== THE DATA ==

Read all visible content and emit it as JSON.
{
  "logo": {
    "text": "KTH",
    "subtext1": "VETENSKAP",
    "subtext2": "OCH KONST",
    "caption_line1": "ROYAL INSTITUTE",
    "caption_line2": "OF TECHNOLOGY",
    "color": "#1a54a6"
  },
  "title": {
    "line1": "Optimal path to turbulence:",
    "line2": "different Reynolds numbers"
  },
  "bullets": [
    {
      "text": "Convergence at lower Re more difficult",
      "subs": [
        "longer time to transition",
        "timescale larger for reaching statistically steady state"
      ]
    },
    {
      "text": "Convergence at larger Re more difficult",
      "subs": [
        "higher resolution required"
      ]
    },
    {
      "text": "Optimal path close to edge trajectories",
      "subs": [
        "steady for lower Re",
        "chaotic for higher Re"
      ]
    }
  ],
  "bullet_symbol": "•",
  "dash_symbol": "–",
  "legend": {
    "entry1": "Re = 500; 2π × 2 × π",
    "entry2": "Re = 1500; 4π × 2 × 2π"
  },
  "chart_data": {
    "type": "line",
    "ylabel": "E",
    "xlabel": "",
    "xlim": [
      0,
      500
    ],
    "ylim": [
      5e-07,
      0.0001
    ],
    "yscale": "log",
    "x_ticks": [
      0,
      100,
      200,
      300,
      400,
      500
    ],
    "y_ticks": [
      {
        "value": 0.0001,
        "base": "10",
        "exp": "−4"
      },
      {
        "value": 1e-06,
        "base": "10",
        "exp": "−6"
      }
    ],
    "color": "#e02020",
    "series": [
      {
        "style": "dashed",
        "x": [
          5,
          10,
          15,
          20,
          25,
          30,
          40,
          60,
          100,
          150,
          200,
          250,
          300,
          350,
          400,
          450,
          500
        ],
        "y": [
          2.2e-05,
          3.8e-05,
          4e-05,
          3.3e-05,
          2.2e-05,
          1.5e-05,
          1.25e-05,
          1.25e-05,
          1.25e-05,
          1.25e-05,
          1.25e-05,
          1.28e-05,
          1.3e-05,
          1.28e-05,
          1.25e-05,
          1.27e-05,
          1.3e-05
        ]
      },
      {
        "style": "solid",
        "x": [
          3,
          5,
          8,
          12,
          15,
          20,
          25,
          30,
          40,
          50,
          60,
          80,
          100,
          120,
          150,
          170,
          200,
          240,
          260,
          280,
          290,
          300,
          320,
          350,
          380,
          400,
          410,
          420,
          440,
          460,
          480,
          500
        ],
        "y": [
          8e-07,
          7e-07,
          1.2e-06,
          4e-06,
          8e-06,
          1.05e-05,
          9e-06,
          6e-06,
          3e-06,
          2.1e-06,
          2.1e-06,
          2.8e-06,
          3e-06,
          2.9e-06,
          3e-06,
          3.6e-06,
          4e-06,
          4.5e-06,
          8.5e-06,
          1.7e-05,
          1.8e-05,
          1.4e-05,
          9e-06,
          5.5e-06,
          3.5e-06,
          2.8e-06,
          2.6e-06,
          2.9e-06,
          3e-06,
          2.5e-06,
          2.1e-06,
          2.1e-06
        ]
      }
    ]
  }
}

===

SET EXERCISE:
Give the number of lines in the entries that include the string "path", and nothing more.

RESPONSE:
2